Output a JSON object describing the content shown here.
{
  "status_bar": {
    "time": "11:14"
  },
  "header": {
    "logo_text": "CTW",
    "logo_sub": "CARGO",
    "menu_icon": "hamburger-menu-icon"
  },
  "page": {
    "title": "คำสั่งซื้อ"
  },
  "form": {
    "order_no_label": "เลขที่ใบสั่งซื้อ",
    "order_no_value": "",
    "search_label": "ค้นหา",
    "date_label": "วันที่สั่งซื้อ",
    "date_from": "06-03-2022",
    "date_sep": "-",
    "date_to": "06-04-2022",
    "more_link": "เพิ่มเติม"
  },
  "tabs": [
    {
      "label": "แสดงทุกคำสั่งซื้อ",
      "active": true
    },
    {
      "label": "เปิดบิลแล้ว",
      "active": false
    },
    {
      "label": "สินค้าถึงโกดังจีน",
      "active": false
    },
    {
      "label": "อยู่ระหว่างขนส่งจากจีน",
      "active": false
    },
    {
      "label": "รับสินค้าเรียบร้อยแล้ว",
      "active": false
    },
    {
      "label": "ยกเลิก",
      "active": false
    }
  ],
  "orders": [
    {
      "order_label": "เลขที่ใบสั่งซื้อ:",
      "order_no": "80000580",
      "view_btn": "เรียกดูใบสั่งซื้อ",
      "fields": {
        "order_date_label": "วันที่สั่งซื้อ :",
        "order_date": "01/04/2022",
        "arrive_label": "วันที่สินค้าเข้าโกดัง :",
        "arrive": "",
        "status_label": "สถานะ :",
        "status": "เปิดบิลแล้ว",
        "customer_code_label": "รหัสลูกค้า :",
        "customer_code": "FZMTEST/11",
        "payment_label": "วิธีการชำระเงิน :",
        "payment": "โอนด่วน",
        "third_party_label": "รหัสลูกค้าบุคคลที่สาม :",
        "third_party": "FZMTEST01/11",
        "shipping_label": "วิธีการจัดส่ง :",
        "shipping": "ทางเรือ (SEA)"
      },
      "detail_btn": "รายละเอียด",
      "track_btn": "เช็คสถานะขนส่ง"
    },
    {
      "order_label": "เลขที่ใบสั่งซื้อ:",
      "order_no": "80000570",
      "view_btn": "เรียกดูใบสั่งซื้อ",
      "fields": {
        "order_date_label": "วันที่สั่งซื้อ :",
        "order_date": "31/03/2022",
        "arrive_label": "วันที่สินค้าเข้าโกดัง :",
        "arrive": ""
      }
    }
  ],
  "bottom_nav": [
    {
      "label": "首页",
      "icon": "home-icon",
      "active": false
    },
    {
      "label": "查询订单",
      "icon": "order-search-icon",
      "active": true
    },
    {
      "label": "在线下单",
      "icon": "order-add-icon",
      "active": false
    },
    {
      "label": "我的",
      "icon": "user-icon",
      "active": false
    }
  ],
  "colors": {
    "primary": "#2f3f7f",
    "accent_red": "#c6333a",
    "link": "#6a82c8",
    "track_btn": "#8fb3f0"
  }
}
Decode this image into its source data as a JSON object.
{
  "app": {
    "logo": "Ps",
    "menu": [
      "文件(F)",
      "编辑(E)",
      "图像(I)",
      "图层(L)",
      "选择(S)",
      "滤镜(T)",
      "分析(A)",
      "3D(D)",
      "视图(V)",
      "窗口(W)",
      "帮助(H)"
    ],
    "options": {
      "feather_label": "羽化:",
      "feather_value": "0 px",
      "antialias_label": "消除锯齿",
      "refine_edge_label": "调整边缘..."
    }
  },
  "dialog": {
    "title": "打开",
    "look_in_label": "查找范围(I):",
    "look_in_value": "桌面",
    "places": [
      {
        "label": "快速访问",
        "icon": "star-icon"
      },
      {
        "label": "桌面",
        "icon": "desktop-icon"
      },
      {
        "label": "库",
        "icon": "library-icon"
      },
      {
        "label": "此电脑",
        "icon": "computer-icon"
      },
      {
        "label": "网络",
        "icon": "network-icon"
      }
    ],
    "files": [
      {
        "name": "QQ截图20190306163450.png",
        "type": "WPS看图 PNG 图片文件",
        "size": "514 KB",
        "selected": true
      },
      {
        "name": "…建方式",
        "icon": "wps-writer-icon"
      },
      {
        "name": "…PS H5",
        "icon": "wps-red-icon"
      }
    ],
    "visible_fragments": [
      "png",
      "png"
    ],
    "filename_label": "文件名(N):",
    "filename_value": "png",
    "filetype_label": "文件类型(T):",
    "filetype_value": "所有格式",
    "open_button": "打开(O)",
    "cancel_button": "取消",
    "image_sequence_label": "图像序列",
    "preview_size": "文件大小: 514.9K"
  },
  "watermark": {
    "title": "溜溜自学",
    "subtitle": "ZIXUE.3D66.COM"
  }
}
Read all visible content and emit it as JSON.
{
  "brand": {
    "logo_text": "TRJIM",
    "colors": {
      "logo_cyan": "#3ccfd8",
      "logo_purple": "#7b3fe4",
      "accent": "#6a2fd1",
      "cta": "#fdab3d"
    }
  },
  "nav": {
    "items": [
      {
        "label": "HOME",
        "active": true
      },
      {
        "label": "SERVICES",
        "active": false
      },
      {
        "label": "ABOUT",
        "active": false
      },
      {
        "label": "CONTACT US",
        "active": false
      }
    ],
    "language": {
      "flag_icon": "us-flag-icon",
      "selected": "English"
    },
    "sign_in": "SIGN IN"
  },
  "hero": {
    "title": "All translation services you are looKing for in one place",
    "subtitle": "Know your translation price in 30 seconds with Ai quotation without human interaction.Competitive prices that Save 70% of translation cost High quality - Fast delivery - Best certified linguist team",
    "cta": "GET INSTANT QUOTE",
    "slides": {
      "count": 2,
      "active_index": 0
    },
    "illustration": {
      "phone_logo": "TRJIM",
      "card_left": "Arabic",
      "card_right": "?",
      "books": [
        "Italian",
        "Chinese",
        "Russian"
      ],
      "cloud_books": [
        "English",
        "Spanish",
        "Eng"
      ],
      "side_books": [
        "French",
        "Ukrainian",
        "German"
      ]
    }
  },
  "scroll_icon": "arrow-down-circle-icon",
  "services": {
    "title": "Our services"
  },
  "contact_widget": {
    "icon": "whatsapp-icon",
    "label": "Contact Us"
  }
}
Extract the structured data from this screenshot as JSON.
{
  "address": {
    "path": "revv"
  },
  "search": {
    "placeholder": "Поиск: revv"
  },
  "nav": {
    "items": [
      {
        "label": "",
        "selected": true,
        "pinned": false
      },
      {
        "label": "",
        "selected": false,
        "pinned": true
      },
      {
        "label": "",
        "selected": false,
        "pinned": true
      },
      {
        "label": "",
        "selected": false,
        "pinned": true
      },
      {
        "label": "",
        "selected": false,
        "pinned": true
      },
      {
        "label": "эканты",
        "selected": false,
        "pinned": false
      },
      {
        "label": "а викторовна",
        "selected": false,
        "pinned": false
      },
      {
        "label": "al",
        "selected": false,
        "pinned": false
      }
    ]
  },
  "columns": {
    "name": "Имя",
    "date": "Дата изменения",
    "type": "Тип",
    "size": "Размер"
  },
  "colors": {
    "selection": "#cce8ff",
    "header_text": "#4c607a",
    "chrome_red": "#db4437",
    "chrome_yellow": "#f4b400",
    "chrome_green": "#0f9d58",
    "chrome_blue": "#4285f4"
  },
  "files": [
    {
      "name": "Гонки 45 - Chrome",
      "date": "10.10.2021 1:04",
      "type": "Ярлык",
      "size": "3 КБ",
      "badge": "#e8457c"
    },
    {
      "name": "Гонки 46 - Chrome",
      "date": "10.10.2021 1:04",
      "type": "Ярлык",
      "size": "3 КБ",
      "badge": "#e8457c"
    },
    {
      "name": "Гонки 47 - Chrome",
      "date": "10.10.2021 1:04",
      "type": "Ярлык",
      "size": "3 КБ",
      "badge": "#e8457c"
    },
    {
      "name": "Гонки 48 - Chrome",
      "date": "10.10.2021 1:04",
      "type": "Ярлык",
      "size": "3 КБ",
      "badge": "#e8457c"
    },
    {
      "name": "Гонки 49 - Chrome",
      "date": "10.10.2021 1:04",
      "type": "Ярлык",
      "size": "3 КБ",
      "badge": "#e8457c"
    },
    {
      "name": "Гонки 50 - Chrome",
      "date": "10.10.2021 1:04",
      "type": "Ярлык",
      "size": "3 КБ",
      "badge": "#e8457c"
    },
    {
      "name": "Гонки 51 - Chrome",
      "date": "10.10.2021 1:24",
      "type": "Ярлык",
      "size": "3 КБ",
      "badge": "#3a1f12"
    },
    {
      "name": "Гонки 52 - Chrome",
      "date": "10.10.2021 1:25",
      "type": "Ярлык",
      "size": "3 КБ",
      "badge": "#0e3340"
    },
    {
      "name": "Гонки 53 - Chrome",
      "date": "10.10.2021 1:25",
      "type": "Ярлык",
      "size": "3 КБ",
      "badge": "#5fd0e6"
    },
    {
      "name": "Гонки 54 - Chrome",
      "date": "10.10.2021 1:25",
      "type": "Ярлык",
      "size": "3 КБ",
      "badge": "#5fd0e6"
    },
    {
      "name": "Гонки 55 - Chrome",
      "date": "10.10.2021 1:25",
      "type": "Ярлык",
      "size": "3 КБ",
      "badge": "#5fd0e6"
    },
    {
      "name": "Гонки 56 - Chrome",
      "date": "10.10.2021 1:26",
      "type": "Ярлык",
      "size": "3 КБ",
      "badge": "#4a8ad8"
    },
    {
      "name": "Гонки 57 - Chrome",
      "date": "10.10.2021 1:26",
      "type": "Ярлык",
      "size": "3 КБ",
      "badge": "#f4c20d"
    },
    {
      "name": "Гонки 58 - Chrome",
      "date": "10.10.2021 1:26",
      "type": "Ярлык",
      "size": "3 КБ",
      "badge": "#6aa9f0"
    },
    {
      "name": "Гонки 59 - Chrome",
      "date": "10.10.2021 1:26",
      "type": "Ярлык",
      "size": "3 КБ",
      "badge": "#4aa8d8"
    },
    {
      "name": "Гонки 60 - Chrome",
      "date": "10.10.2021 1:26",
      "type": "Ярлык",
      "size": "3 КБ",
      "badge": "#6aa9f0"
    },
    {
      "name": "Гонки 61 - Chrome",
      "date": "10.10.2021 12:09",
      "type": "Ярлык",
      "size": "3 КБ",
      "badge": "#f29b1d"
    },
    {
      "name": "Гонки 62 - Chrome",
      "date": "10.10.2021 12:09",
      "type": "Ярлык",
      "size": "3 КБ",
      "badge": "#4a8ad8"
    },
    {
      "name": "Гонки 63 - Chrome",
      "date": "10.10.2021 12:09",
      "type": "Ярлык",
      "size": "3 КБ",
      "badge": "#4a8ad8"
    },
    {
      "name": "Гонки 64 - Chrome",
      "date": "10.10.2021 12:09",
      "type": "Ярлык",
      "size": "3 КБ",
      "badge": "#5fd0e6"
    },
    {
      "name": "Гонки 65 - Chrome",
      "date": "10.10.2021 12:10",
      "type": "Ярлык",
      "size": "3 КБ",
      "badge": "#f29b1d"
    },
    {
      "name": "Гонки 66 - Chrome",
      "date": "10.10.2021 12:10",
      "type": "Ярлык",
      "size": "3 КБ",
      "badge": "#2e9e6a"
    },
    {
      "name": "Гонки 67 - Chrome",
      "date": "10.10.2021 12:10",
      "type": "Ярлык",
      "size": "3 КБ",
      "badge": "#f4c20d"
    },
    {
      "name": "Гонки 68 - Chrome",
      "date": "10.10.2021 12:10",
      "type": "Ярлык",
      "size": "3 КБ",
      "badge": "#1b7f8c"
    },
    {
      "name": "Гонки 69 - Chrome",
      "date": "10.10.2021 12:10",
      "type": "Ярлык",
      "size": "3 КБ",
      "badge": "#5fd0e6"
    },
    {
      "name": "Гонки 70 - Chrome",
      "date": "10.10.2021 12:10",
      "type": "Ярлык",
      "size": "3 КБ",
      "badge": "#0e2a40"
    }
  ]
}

Short problem:
Identify the lines in the entries above that contain "subtitle", then copy them out.

Finished answer:
    "subtitle": "ZIXUE.3D66.COM"
    "subtitle": "Know your translation price in 30 seconds with Ai quotation without human interaction.Competitive prices that Save 70% of translation cost High quality - Fast delivery - Best certified linguist team",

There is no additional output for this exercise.